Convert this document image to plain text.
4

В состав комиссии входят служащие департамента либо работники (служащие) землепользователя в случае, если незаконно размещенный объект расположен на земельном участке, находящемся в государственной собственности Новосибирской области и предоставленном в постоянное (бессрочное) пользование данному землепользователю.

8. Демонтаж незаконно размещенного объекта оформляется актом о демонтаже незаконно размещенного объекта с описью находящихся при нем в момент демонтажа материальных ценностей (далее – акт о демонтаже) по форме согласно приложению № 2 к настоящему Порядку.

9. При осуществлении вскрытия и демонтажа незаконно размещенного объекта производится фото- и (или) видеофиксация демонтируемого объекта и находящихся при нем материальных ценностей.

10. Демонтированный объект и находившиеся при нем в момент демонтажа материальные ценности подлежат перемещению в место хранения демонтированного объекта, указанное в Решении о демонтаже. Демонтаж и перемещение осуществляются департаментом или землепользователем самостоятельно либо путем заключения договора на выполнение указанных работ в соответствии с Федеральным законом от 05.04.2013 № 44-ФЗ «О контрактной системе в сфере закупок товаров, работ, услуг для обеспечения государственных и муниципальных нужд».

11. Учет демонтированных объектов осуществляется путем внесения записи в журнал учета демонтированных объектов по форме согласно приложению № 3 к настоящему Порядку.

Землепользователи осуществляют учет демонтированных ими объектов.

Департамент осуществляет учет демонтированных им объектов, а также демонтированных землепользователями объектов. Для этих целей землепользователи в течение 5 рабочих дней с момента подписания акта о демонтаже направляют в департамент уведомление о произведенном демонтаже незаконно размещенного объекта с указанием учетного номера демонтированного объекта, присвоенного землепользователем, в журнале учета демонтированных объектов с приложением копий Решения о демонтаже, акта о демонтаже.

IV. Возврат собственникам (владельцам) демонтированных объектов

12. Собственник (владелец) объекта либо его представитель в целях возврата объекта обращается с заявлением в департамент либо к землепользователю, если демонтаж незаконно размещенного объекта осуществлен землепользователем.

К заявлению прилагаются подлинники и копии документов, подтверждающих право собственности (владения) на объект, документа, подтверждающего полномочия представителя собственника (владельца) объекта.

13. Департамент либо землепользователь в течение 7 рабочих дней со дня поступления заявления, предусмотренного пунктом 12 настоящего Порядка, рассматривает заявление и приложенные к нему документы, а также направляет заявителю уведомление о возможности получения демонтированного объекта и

# # # #

What the task asks:
The listing above must be transcribed exactly, line by line.

The output:
Convert this document image to plain text.
4

В состав комиссии входят служащие департамента либо работники (служащие) землепользователя в случае, если незаконно размещенный объект расположен на земельном участке, находящемся в государственной собственности Новосибирской области и предоставленном в постоянное (бессрочное) пользование данному землепользователю.

8. Демонтаж незаконно размещенного объекта оформляется актом о демонтаже незаконно размещенного объекта с описью находящихся при нем в момент демонтажа материальных ценностей (далее – акт о демонтаже) по форме согласно приложению № 2 к настоящему Порядку.

9. При осуществлении вскрытия и демонтажа незаконно размещенного объекта производится фото- и (или) видеофиксация демонтируемого объекта и находящихся при нем материальных ценностей.

10. Демонтированный объект и находившиеся при нем в момент демонтажа материальные ценности подлежат перемещению в место хранения демонтированного объекта, указанное в Решении о демонтаже. Демонтаж и перемещение осуществляются департаментом или землепользователем самостоятельно либо путем заключения договора на выполнение указанных работ в соответствии с Федеральным законом от 05.04.2013 № 44-ФЗ «О контрактной системе в сфере закупок товаров, работ, услуг для обеспечения государственных и муниципальных нужд».

11. Учет демонтированных объектов осуществляется путем внесения записи в журнал учета демонтированных объектов по форме согласно приложению № 3 к настоящему Порядку.

Землепользователи осуществляют учет демонтированных ими объектов.

Департамент осуществляет учет демонтированных им объектов, а также демонтированных землепользователями объектов. Для этих целей землепользователи в течение 5 рабочих дней с момента подписания акта о демонтаже направляют в департамент уведомление о произведенном демонтаже незаконно размещенного объекта с указанием учетного номера демонтированного объекта, присвоенного землепользователем, в журнале учета демонтированных объектов с приложением копий Решения о демонтаже, акта о демонтаже.

IV. Возврат собственникам (владельцам) демонтированных объектов

12. Собственник (владелец) объекта либо его представитель в целях возврата объекта обращается с заявлением в департамент либо к землепользователю, если демонтаж незаконно размещенного объекта осуществлен землепользователем.

К заявлению прилагаются подлинники и копии документов, подтверждающих право собственности (владения) на объект, документа, подтверждающего полномочия представителя собственника (владельца) объекта.

13. Департамент либо землепользователь в течение 7 рабочих дней со дня поступления заявления, предусмотренного пунктом 12 настоящего Порядка, рассматривает заявление и приложенные к нему документы, а также направляет заявителю уведомление о возможности получения демонтированного объекта и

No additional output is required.